— PROBLEM TO SOLVE —
Give the total number of lines with the word "interfejsów" in them, and no other words.

— DATA SUPPLIED —
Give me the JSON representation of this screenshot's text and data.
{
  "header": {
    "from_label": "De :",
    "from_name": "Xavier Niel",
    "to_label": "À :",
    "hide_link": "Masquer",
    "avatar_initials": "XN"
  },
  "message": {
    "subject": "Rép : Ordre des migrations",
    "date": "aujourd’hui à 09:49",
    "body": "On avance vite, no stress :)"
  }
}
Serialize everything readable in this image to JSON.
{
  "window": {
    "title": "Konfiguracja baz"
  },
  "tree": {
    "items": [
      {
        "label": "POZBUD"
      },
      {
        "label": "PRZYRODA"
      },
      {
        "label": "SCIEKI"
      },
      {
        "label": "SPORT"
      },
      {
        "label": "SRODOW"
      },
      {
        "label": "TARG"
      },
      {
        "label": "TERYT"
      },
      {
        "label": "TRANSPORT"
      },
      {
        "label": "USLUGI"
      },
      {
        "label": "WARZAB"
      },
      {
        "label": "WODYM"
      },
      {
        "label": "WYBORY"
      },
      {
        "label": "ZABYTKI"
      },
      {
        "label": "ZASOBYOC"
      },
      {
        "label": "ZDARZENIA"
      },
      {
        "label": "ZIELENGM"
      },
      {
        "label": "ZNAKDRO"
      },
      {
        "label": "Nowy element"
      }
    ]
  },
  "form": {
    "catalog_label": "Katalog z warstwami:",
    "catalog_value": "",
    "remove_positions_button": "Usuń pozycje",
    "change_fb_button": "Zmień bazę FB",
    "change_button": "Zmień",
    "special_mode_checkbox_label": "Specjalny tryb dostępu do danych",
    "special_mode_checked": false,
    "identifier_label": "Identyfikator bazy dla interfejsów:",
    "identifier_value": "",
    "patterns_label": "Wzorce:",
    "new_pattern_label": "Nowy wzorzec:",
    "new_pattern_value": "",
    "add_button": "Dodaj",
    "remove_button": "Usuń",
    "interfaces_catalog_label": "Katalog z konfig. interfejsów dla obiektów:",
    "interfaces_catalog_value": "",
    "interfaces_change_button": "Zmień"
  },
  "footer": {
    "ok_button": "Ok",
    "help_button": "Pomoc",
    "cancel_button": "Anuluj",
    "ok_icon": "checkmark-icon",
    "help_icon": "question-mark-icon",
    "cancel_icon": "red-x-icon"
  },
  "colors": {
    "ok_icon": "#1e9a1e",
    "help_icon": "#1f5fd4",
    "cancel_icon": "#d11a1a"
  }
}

— ANSWER TO THE TASK —
2